• [Passage given]
((
CREATE SEQUENCE batch_job_request_seq MAXVALUE 9223372036854775807 NO CYCLE;

A job request sequence is not defined in DDL included in jar of TERASOLUNA Batch 5.x, for databases supporting auto-numbering of columns. When you want to change maximum value in the sequence, it is preferable to define the job request sequence besides changing data type of job_seq_id from auto-numbering definition to numeric data type (In case of PostgreSQL, from bigserial to bigint).

Transition pattern of polling status (polling_status)

Transition pattern of polling status is shown in the table below.

Transition pattern list of polling status
Transition source Transition destination Description

INIT

INIT

When the number of synchronous executions has been achieved and execution of job is denied, status remains unchanged.
It acts as a record for polling at the time of next polling.

INIT

POLLED

Transition is done when the job is successfully started.
Status when the job is running.

POLLED

EXECUTED

Transition occurs when job execution is completed.

Job request fetch SQL

Number to be fetched by job request fetch SQL is restricted in order to fetch job request for number of synchronously executed jobs.
Job request fetch SQL varies depending on the database product and version to be used. Hence, it may not be possible to handle with SQL provided by TERASOLUNA Batch 5.x.
In that case, SQLMap of BatchJobRequestMapper.xml should be redefined using Customising Job-request-table as a reference.
For SQL offered, refer BatchJobRequestMapper.xml included in jar of TERASOLUNA Batch 5.x.

About job running

Running method of job is explained.

Job is run by start method of JobOperator offered by Spring Batch in Job-request-table polling function of TERASOLUNA Batch 5.x.

With TERASOLUNA Batch 5.x, guidelines explain the restart of jobs started by asynchronous execution (DB polling) from the command line. Hence, JobOperator also contains startup methods like restart etc besides start, however, only start method is used.

Arguments of start method
jobName

Set the value registered in job_name of Job-request-table.

jobParametrers

Set the value registered in job_parameters of Job-request-table.

When abnormality is detected in DB polling process.

Explanation is given for when an abnormality is detected in DB polling process.

Database connection failure

Describe behaviour for the processing performed at the time of failure occurrence.

When records of Job-request-table are fetched
  • JobRequestPollTask results in an error, however, JobRequestPollTask is executed again in next polling.

While changing the polling status from INIT to POLLED
  • JobRequestPollTask terminates with an error prior to executing job by JobOperator. Polling status remains unchanged as INIT.

  • In the polling process performed after connection failure recovery, the job becomes a target for execution as there is no change in the Job-request-table and the job is executed at the next polling.

While changing polling status from POLLED to EXECUTED
  • JobRequestPollTask terminates with an error since the job execution ID cannot be updated in the Job-request-table. Polling status remains unchanged as POLLED.

  • It is out of the scope for the polling process to be performed after connection failure recovery and the job at the time of failure is not executed.

  • Since a job execution ID cannot be identified from a Job-request-table, final status of the job is determined from log or JobRepository and re-execute the job as a process of recovery when required.
))
• [Data lines]
((
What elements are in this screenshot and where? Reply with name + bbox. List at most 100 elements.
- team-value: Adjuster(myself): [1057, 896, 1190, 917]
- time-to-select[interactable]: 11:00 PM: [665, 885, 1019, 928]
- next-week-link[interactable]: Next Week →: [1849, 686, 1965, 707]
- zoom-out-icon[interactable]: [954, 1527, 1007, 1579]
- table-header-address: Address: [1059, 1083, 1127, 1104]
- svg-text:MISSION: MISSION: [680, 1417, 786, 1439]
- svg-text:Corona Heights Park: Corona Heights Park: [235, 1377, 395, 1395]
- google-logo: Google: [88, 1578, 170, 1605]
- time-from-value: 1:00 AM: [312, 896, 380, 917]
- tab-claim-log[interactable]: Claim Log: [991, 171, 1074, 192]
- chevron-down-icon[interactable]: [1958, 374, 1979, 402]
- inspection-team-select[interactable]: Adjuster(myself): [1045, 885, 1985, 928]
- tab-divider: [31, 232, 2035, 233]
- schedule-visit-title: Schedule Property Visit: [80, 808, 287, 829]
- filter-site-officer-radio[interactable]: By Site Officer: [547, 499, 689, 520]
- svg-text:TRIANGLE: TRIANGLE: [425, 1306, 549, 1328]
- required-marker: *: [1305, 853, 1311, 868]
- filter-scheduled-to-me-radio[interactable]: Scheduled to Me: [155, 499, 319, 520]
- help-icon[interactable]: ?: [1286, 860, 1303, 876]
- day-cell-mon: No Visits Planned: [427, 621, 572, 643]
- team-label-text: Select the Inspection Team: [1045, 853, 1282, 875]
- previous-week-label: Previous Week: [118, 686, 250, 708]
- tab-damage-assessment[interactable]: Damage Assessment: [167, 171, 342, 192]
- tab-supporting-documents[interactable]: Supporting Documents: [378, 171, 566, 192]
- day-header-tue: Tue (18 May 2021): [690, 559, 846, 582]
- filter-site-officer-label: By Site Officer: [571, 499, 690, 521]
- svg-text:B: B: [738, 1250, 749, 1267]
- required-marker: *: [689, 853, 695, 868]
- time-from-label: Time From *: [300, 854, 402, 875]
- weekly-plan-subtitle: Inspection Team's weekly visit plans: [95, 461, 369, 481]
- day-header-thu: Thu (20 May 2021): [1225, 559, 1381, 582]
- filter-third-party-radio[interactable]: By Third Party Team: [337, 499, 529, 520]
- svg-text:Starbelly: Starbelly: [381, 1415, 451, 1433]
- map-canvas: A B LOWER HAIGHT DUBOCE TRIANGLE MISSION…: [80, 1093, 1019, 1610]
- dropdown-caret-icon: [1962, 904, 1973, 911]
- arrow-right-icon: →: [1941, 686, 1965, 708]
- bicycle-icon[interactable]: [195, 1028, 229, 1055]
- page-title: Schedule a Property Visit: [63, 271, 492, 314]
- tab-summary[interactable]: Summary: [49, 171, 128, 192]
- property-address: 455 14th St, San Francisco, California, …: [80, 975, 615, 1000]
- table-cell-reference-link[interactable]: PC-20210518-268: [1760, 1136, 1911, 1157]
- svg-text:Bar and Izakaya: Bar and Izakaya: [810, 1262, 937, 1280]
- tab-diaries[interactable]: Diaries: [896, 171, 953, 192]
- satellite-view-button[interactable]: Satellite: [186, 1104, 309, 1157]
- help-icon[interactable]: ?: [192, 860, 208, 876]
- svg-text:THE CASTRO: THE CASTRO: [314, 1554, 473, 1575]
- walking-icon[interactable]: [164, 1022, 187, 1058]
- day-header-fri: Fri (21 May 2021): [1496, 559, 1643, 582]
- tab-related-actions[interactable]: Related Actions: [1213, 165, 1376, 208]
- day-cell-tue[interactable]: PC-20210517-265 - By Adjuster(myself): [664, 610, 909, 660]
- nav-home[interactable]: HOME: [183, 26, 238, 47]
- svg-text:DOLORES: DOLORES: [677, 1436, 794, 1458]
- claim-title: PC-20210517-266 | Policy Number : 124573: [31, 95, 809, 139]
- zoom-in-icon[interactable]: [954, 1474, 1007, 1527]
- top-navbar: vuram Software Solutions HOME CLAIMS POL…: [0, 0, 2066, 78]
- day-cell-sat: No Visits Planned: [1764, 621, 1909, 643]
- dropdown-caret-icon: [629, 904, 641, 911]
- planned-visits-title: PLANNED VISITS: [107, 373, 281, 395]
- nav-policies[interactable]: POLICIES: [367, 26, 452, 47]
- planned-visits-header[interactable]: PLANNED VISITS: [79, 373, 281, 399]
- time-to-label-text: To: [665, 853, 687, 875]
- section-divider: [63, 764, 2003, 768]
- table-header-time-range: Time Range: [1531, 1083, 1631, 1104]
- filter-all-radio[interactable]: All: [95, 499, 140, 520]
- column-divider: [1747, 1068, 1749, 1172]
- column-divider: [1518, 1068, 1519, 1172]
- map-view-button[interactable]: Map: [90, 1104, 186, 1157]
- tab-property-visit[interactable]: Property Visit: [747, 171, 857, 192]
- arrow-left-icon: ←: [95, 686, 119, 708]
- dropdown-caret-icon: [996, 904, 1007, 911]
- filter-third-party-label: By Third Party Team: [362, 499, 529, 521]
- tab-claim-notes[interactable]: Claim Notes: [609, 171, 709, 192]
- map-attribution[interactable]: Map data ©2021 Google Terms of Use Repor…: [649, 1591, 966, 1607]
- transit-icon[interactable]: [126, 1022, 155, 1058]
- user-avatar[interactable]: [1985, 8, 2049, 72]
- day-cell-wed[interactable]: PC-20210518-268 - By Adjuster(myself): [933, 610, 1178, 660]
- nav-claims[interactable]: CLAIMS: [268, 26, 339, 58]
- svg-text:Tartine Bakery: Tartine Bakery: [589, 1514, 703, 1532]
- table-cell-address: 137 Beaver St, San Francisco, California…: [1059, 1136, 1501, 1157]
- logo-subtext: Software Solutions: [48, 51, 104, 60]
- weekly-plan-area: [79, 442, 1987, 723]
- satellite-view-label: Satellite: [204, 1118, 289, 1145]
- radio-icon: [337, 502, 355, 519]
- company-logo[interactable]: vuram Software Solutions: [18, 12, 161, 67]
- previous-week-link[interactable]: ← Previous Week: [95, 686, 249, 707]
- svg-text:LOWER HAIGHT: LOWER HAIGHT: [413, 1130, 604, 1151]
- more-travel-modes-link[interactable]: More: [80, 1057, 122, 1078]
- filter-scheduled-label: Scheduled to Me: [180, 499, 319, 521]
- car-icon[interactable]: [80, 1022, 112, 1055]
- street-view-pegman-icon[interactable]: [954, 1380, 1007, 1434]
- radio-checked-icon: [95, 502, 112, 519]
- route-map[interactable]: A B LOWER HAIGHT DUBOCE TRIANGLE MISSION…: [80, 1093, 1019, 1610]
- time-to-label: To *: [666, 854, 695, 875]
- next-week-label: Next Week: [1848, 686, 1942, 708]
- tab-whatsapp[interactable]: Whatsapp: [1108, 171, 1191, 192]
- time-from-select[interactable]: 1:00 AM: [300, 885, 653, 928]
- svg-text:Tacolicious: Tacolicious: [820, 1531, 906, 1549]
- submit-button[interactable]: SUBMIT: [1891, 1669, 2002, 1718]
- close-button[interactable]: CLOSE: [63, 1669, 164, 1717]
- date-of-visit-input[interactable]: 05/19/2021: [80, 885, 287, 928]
))
• [What you have to do]
Duplicate the section of the TERASOLUNA Batch polling text between "Transition occurs when" and "as a reference.", inclusive. The entries are separate material, unrelated to the TERASOLUNA Batch polling text.

• [Full response]
Transition occurs when job execution is completed.

Job request fetch SQL

Number to be fetched by job request fetch SQL is restricted in order to fetch job request for number of synchronously executed jobs.
Job request fetch SQL varies depending on the database product and version to be used. Hence, it may not be possible to handle with SQL provided by TERASOLUNA Batch 5.x.
In that case, SQLMap of BatchJobRequestMapper.xml should be redefined using Customising Job-request-table as a reference.